# WHAT THE EXERCISE ASKS:
Identify the lines bearing the string "JSON" and gather them.

# TASK INPUT:
* * * * *

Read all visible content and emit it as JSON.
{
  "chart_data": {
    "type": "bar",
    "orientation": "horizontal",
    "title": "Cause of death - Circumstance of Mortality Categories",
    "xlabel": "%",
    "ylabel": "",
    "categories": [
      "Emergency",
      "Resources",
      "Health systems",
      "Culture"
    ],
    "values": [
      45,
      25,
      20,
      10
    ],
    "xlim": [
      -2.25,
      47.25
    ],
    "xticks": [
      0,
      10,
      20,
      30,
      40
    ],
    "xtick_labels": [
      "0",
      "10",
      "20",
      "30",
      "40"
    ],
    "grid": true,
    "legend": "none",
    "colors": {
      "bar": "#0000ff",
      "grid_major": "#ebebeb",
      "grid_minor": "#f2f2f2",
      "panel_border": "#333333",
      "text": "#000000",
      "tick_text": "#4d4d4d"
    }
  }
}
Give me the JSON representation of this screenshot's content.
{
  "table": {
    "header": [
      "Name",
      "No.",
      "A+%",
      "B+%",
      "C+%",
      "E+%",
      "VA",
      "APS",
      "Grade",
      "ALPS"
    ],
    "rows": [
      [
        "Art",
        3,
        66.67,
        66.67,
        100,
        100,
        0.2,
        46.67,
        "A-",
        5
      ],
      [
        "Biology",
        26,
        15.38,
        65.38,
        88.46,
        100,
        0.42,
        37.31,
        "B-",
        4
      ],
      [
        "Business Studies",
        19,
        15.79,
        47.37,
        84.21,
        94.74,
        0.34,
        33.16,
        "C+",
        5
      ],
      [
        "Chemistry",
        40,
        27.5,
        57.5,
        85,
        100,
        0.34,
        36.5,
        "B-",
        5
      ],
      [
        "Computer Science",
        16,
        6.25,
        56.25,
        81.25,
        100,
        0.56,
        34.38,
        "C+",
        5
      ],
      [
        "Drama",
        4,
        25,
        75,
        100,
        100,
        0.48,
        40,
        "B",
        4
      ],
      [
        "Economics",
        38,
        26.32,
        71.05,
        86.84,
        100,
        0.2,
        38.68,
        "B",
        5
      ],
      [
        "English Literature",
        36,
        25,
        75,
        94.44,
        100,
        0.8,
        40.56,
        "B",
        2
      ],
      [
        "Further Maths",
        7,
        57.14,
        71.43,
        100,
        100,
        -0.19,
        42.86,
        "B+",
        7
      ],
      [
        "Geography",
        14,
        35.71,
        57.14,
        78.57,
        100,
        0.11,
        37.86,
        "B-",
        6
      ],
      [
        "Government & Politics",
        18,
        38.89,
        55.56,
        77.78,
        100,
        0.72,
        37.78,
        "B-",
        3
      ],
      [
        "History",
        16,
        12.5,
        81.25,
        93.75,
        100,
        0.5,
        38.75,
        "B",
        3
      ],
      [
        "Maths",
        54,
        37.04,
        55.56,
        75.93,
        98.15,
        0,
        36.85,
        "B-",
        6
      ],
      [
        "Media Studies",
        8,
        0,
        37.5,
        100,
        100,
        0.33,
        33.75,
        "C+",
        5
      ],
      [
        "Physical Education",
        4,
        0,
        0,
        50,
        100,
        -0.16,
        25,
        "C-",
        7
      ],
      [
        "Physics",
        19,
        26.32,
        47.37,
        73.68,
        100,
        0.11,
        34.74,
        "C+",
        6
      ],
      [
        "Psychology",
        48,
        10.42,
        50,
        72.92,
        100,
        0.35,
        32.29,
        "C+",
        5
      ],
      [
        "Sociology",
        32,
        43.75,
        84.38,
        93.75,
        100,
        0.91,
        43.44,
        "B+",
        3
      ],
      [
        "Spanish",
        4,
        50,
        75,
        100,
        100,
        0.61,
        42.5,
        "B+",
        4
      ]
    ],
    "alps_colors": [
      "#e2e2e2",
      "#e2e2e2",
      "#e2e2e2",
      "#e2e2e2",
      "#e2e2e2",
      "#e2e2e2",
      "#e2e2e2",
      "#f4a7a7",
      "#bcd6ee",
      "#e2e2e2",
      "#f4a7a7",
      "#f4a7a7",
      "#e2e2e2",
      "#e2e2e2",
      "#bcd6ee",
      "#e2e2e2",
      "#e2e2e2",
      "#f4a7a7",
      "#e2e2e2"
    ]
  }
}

* * * * *

# EXERCISE RESULT:
Read all visible content and emit it as JSON.
Give me the JSON representation of this screenshot's content.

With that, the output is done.